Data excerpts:

+-------+

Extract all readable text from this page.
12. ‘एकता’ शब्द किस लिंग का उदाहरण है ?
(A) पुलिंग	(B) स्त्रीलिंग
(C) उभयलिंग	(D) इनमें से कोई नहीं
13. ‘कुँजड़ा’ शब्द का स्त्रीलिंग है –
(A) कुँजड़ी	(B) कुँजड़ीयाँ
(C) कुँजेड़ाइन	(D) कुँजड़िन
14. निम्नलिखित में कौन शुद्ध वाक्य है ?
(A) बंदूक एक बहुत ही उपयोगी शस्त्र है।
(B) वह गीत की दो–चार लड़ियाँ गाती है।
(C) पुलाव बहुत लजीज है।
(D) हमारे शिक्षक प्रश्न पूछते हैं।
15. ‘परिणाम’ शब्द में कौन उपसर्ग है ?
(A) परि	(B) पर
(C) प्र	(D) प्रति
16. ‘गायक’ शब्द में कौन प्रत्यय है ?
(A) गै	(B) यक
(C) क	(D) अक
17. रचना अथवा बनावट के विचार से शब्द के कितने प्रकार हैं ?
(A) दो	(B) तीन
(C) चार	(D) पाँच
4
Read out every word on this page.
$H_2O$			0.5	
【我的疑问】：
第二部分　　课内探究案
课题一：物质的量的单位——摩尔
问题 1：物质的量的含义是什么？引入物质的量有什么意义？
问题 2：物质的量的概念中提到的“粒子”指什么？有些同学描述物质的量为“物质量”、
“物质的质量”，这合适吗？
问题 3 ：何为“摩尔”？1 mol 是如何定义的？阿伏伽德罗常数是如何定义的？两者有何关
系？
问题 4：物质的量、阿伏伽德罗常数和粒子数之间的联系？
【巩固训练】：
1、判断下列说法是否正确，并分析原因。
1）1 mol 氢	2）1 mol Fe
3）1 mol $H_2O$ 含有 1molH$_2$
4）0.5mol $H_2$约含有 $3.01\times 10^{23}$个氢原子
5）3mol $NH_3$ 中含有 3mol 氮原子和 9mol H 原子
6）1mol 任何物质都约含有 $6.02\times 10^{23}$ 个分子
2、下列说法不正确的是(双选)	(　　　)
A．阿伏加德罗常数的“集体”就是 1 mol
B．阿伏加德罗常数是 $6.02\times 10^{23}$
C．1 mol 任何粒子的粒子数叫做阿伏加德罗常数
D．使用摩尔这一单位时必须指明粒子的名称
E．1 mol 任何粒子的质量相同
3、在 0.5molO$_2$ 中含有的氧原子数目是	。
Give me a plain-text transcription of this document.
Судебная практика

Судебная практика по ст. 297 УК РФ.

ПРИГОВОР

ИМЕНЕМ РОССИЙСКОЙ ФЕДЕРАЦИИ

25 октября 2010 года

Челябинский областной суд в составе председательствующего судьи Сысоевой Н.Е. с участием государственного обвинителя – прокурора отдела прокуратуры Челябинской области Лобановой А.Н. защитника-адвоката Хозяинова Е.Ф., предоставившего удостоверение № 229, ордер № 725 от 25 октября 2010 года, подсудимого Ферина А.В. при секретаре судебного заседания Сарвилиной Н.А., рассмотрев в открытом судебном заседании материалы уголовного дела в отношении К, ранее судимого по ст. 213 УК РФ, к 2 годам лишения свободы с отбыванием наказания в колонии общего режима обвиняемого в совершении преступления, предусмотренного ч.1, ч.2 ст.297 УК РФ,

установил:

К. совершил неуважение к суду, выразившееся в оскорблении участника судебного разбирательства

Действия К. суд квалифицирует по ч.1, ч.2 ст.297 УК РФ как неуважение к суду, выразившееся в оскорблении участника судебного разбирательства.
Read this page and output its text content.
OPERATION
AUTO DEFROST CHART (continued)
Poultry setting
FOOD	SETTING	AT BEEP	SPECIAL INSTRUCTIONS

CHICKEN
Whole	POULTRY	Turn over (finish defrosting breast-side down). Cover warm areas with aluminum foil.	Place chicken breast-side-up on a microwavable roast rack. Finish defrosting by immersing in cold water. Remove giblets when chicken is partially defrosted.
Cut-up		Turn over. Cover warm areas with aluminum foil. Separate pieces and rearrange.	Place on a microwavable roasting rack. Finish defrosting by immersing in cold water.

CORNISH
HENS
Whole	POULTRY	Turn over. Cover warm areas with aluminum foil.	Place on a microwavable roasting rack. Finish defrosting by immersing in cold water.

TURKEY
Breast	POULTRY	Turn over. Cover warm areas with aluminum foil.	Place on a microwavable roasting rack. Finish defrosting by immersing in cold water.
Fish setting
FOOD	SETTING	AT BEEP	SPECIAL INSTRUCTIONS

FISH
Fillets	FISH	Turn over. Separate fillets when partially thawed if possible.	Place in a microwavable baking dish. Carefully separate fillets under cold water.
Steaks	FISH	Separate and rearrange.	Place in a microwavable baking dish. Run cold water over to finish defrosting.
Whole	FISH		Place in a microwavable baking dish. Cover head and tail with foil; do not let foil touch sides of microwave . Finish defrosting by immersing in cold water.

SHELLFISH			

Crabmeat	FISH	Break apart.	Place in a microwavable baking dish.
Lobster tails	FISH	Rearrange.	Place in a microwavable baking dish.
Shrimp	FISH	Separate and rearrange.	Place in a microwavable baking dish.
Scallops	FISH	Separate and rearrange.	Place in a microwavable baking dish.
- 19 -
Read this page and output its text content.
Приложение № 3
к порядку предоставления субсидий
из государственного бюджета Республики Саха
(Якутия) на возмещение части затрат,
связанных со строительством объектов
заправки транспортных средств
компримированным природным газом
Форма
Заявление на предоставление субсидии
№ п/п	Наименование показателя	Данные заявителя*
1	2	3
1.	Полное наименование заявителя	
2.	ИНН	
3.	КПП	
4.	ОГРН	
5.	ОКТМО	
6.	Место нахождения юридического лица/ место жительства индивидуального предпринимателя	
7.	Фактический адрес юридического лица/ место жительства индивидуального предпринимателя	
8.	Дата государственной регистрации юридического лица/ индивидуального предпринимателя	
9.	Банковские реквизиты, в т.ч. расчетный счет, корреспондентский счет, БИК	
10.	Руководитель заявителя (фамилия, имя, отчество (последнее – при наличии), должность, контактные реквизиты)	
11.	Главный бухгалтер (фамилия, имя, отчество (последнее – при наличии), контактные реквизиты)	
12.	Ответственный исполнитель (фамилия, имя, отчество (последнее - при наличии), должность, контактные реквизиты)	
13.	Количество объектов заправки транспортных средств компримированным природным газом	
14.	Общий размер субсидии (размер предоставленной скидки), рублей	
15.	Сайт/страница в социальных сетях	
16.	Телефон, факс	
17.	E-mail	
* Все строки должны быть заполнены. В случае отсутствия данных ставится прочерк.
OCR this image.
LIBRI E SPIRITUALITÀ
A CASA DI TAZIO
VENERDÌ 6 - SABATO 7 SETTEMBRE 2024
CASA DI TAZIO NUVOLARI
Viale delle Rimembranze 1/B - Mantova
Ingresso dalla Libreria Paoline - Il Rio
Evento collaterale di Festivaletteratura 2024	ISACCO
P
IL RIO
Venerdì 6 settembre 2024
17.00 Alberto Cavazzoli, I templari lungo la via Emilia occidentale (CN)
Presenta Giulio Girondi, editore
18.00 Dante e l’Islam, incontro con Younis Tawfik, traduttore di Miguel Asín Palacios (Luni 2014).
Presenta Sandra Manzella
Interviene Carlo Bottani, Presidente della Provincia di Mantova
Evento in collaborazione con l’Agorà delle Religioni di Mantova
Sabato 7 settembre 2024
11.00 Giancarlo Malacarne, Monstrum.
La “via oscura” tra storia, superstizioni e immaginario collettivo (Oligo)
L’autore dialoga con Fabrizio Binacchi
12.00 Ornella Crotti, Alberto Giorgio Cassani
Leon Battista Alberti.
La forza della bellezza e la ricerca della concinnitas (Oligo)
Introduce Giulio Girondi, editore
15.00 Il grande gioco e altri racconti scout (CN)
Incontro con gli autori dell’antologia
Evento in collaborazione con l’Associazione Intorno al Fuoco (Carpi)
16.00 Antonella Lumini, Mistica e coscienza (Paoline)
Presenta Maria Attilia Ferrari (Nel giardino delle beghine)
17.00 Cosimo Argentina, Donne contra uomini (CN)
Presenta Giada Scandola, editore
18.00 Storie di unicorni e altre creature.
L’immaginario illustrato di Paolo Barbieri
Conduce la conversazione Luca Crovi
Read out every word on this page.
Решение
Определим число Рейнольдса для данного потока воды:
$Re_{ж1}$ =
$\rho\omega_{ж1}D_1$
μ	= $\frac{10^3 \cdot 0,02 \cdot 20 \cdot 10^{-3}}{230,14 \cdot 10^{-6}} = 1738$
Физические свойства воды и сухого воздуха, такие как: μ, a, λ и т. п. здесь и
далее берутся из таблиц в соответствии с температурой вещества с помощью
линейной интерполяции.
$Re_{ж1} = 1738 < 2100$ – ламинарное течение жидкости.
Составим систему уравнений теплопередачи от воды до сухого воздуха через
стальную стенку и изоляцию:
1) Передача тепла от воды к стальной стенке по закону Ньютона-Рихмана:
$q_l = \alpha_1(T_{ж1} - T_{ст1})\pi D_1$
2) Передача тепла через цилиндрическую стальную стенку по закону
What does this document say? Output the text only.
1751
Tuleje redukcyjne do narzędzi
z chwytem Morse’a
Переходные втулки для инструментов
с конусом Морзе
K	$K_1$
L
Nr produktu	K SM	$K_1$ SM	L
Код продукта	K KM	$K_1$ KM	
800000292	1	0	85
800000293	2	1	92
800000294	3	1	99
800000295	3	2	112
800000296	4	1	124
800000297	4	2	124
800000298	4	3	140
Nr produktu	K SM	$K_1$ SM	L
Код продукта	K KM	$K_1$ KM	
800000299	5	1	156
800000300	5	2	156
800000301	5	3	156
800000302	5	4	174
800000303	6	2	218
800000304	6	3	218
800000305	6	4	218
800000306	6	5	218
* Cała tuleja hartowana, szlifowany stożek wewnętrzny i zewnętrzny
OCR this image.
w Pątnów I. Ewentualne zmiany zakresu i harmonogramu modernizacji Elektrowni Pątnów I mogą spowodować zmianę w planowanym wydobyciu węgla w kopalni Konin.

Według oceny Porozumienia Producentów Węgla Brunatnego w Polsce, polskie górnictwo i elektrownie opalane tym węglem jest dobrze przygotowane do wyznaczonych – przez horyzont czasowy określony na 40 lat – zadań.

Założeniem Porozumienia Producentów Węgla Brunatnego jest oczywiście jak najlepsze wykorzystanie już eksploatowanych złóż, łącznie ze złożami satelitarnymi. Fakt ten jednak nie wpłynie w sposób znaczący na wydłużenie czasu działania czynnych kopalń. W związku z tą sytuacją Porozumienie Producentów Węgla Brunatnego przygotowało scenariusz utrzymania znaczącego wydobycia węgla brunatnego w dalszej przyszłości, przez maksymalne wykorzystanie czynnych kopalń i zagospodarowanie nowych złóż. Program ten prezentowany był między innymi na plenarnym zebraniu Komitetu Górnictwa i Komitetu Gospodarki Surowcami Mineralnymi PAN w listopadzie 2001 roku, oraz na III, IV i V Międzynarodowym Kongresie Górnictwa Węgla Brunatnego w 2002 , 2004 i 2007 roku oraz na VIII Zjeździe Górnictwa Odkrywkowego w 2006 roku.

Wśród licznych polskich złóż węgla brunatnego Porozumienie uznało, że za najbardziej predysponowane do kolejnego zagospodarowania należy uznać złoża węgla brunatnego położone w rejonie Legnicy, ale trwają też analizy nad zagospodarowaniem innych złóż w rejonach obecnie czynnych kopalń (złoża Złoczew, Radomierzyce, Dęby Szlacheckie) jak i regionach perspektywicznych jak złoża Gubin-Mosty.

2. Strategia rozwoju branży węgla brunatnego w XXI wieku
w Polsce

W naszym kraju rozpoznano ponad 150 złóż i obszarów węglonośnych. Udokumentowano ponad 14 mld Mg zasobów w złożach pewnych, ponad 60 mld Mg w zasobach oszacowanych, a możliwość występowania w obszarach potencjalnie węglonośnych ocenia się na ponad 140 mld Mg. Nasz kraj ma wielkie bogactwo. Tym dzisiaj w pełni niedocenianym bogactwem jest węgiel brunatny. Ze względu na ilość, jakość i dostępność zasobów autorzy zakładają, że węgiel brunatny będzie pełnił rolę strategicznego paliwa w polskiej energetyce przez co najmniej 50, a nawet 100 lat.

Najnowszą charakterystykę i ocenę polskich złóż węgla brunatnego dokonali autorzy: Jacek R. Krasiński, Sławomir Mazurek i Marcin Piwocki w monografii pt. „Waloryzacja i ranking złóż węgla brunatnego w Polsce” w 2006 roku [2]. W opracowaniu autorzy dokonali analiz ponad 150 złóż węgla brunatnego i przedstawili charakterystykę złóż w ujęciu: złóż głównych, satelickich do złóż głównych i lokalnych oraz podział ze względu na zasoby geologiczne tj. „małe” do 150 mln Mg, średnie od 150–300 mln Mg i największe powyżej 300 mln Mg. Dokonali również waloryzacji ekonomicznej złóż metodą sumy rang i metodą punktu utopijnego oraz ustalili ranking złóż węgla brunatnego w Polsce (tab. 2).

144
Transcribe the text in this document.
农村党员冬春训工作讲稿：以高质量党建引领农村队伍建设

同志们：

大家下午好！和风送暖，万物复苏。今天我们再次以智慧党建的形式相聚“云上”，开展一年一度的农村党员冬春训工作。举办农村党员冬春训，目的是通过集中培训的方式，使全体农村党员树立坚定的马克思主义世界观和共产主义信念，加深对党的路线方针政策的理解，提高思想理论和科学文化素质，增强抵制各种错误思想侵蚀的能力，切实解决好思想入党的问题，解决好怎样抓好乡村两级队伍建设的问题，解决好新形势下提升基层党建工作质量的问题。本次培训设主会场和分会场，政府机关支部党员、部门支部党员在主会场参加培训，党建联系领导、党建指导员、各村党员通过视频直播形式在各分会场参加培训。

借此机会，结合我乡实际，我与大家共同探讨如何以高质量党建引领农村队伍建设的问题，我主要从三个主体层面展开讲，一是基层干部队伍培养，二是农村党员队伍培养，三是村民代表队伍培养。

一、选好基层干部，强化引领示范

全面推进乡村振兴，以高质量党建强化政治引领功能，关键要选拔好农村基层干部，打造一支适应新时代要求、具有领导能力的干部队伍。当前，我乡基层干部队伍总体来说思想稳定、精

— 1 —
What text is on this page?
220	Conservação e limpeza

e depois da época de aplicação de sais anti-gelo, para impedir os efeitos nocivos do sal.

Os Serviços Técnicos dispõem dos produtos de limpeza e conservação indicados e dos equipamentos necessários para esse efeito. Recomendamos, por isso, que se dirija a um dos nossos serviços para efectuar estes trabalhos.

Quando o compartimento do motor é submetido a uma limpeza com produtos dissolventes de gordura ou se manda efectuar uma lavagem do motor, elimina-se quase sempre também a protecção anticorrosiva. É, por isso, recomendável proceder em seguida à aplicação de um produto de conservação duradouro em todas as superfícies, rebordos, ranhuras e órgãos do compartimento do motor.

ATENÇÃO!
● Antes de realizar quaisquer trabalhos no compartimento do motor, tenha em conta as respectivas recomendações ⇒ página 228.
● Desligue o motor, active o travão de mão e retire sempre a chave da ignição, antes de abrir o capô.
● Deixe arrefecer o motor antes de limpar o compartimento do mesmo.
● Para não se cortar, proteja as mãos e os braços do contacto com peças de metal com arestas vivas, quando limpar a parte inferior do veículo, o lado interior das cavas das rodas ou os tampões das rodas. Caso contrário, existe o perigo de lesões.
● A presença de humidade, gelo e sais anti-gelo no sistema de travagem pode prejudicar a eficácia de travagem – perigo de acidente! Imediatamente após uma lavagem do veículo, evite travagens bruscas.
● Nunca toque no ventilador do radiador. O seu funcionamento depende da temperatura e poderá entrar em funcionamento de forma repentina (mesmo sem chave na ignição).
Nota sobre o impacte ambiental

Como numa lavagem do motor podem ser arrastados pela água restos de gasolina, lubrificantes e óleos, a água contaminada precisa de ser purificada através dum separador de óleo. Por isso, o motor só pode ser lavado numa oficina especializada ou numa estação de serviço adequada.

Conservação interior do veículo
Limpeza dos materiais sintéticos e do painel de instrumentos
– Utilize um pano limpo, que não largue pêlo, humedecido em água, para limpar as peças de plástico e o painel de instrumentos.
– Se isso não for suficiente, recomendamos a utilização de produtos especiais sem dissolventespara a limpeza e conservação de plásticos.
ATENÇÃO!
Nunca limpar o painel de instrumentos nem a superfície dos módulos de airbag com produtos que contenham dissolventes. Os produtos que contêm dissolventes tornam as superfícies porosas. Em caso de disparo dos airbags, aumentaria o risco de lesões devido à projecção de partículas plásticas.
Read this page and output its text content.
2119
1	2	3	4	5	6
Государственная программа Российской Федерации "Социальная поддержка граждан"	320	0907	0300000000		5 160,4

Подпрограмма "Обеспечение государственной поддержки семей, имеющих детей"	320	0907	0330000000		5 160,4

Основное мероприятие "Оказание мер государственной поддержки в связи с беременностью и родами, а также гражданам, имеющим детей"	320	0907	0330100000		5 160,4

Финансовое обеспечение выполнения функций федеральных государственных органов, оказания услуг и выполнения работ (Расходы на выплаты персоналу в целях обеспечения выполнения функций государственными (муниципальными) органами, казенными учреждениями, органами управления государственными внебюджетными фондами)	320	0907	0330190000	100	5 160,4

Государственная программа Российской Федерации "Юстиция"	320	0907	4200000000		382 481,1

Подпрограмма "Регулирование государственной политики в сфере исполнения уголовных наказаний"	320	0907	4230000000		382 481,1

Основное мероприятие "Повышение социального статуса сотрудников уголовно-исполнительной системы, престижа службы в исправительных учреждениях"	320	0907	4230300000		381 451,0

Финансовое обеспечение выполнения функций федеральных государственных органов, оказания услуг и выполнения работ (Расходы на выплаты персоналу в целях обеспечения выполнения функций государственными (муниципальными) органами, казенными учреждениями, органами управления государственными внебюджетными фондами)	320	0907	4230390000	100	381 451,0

+-------+

**What this task involves:**
Copy out each line of the records where the string "практика" appears.

**Task solution:**
Судебная практика
Судебная практика по ст. 297 УК РФ.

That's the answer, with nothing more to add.